**Exercise task**
Exactly as they appear, output all of the entries.

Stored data
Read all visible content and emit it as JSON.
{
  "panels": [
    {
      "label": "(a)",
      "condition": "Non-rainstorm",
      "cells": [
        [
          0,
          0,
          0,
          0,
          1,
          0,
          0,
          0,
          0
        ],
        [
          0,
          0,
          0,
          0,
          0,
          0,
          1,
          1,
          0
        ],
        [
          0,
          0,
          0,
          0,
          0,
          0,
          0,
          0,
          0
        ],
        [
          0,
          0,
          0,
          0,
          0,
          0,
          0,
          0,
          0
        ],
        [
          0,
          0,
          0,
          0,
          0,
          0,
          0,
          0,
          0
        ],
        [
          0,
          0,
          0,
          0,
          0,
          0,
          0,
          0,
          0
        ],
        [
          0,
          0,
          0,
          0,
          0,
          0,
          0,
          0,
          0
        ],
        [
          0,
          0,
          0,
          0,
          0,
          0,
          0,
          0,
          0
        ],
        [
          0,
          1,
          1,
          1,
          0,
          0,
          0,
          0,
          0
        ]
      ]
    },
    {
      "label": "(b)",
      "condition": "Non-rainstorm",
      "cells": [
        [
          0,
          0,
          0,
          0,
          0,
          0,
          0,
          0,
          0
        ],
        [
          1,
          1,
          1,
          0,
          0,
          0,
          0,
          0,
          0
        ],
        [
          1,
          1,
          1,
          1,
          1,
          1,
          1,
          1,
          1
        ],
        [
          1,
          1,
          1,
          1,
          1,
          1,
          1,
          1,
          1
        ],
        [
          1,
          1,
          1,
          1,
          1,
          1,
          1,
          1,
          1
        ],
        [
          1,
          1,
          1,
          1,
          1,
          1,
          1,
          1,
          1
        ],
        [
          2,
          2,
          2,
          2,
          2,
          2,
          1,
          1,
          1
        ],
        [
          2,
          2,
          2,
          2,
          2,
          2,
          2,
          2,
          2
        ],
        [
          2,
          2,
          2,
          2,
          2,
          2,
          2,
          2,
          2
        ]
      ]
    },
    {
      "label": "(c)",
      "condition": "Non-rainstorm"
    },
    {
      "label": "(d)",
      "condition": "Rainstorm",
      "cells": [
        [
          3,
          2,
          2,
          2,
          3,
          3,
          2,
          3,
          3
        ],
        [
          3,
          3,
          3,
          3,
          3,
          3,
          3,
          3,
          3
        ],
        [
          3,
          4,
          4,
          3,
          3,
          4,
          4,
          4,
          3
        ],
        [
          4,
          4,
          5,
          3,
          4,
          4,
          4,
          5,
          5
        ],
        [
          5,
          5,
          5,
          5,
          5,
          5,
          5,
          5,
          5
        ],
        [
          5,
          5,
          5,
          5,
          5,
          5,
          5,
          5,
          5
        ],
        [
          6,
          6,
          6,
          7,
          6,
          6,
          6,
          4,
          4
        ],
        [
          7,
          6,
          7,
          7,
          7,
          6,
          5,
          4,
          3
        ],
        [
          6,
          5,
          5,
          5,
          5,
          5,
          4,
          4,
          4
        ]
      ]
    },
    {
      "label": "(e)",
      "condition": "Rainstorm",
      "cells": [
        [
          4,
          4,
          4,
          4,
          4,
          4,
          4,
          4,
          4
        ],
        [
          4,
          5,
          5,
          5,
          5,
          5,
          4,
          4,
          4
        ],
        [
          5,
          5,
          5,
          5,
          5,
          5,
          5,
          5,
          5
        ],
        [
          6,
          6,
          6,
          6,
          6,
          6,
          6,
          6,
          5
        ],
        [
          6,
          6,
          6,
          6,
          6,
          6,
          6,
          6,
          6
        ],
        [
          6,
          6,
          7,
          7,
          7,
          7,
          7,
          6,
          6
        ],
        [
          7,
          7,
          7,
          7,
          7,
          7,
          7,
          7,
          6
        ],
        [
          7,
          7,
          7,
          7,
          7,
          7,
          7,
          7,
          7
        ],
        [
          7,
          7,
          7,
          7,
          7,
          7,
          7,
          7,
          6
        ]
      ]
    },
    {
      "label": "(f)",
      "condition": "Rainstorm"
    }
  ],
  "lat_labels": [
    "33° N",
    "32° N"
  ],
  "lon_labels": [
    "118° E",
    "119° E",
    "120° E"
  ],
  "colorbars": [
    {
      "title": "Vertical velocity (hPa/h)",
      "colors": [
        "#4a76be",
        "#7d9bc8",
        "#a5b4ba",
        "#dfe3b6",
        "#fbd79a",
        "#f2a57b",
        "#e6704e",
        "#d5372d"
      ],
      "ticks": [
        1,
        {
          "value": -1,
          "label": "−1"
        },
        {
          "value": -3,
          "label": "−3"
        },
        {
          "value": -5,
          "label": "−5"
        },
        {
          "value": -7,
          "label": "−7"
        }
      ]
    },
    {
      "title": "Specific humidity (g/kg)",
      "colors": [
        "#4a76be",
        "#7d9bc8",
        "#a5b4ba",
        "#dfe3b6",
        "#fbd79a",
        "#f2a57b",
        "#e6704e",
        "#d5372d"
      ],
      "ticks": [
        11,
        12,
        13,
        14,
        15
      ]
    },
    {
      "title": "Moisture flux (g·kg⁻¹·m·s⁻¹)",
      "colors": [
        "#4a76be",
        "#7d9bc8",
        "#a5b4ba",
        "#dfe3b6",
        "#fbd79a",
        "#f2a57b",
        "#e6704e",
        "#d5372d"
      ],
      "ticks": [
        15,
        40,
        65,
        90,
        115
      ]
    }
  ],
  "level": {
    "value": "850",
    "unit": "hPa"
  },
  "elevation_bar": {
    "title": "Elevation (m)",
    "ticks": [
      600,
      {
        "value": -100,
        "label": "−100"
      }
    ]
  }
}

**Task response**
Read all visible content and emit it as JSON.
{
  "panels": [
    {
      "label": "(a)",
      "condition": "Non-rainstorm",
      "cells": [
        [
          0,
          0,
          0,
          0,
          1,
          0,
          0,
          0,
          0
        ],
        [
          0,
          0,
          0,
          0,
          0,
          0,
          1,
          1,
          0
        ],
        [
          0,
          0,
          0,
          0,
          0,
          0,
          0,
          0,
          0
        ],
        [
          0,
          0,
          0,
          0,
          0,
          0,
          0,
          0,
          0
        ],
        [
          0,
          0,
          0,
          0,
          0,
          0,
          0,
          0,
          0
        ],
        [
          0,
          0,
          0,
          0,
          0,
          0,
          0,
          0,
          0
        ],
        [
          0,
          0,
          0,
          0,
          0,
          0,
          0,
          0,
          0
        ],
        [
          0,
          0,
          0,
          0,
          0,
          0,
          0,
          0,
          0
        ],
        [
          0,
          1,
          1,
          1,
          0,
          0,
          0,
          0,
          0
        ]
      ]
    },
    {
      "label": "(b)",
      "condition": "Non-rainstorm",
      "cells": [
        [
          0,
          0,
          0,
          0,
          0,
          0,
          0,
          0,
          0
        ],
        [
          1,
          1,
          1,
          0,
          0,
          0,
          0,
          0,
          0
        ],
        [
          1,
          1,
          1,
          1,
          1,
          1,
          1,
          1,
          1
        ],
        [
          1,
          1,
          1,
          1,
          1,
          1,
          1,
          1,
          1
        ],
        [
          1,
          1,
          1,
          1,
          1,
          1,
          1,
          1,
          1
        ],
        [
          1,
          1,
          1,
          1,
          1,
          1,
          1,
          1,
          1
        ],
        [
          2,
          2,
          2,
          2,
          2,
          2,
          1,
          1,
          1
        ],
        [
          2,
          2,
          2,
          2,
          2,
          2,
          2,
          2,
          2
        ],
        [
          2,
          2,
          2,
          2,
          2,
          2,
          2,
          2,
          2
        ]
      ]
    },
    {
      "label": "(c)",
      "condition": "Non-rainstorm"
    },
    {
      "label": "(d)",
      "condition": "Rainstorm",
      "cells": [
        [
          3,
          2,
          2,
          2,
          3,
          3,
          2,
          3,
          3
        ],
        [
          3,
          3,
          3,
          3,
          3,
          3,
          3,
          3,
          3
        ],
        [
          3,
          4,
          4,
          3,
          3,
          4,
          4,
          4,
          3
        ],
        [
          4,
          4,
          5,
          3,
          4,
          4,
          4,
          5,
          5
        ],
        [
          5,
          5,
          5,
          5,
          5,
          5,
          5,
          5,
          5
        ],
        [
          5,
          5,
          5,
          5,
          5,
          5,
          5,
          5,
          5
        ],
        [
          6,
          6,
          6,
          7,
          6,
          6,
          6,
          4,
          4
        ],
        [
          7,
          6,
          7,
          7,
          7,
          6,
          5,
          4,
          3
        ],
        [
          6,
          5,
          5,
          5,
          5,
          5,
          4,
          4,
          4
        ]
      ]
    },
    {
      "label": "(e)",
      "condition": "Rainstorm",
      "cells": [
        [
          4,
          4,
          4,
          4,
          4,
          4,
          4,
          4,
          4
        ],
        [
          4,
          5,
          5,
          5,
          5,
          5,
          4,
          4,
          4
        ],
        [
          5,
          5,
          5,
          5,
          5,
          5,
          5,
          5,
          5
        ],
        [
          6,
          6,
          6,
          6,
          6,
          6,
          6,
          6,
          5
        ],
        [
          6,
          6,
          6,
          6,
          6,
          6,
          6,
          6,
          6
        ],
        [
          6,
          6,
          7,
          7,
          7,
          7,
          7,
          6,
          6
        ],
        [
          7,
          7,
          7,
          7,
          7,
          7,
          7,
          7,
          6
        ],
        [
          7,
          7,
          7,
          7,
          7,
          7,
          7,
          7,
          7
        ],
        [
          7,
          7,
          7,
          7,
          7,
          7,
          7,
          7,
          6
        ]
      ]
    },
    {
      "label": "(f)",
      "condition": "Rainstorm"
    }
  ],
  "lat_labels": [
    "33° N",
    "32° N"
  ],
  "lon_labels": [
    "118° E",
    "119° E",
    "120° E"
  ],
  "colorbars": [
    {
      "title": "Vertical velocity (hPa/h)",
      "colors": [
        "#4a76be",
        "#7d9bc8",
        "#a5b4ba",
        "#dfe3b6",
        "#fbd79a",
        "#f2a57b",
        "#e6704e",
        "#d5372d"
      ],
      "ticks": [
        1,
        {
          "value": -1,
          "label": "−1"
        },
        {
          "value": -3,
          "label": "−3"
        },
        {
          "value": -5,
          "label": "−5"
        },
        {
          "value": -7,
          "label": "−7"
        }
      ]
    },
    {
      "title": "Specific humidity (g/kg)",
      "colors": [
        "#4a76be",
        "#7d9bc8",
        "#a5b4ba",
        "#dfe3b6",
        "#fbd79a",
        "#f2a57b",
        "#e6704e",
        "#d5372d"
      ],
      "ticks": [
        11,
        12,
        13,
        14,
        15
      ]
    },
    {
      "title": "Moisture flux (g·kg⁻¹·m·s⁻¹)",
      "colors": [
        "#4a76be",
        "#7d9bc8",
        "#a5b4ba",
        "#dfe3b6",
        "#fbd79a",
        "#f2a57b",
        "#e6704e",
        "#d5372d"
      ],
      "ticks": [
        15,
        40,
        65,
        90,
        115
      ]
    }
  ],
  "level": {
    "value": "850",
    "unit": "hPa"
  },
  "elevation_bar": {
    "title": "Elevation (m)",
    "ticks": [
      600,
      {
        "value": -100,
        "label": "−100"
      }
    ]
  }
}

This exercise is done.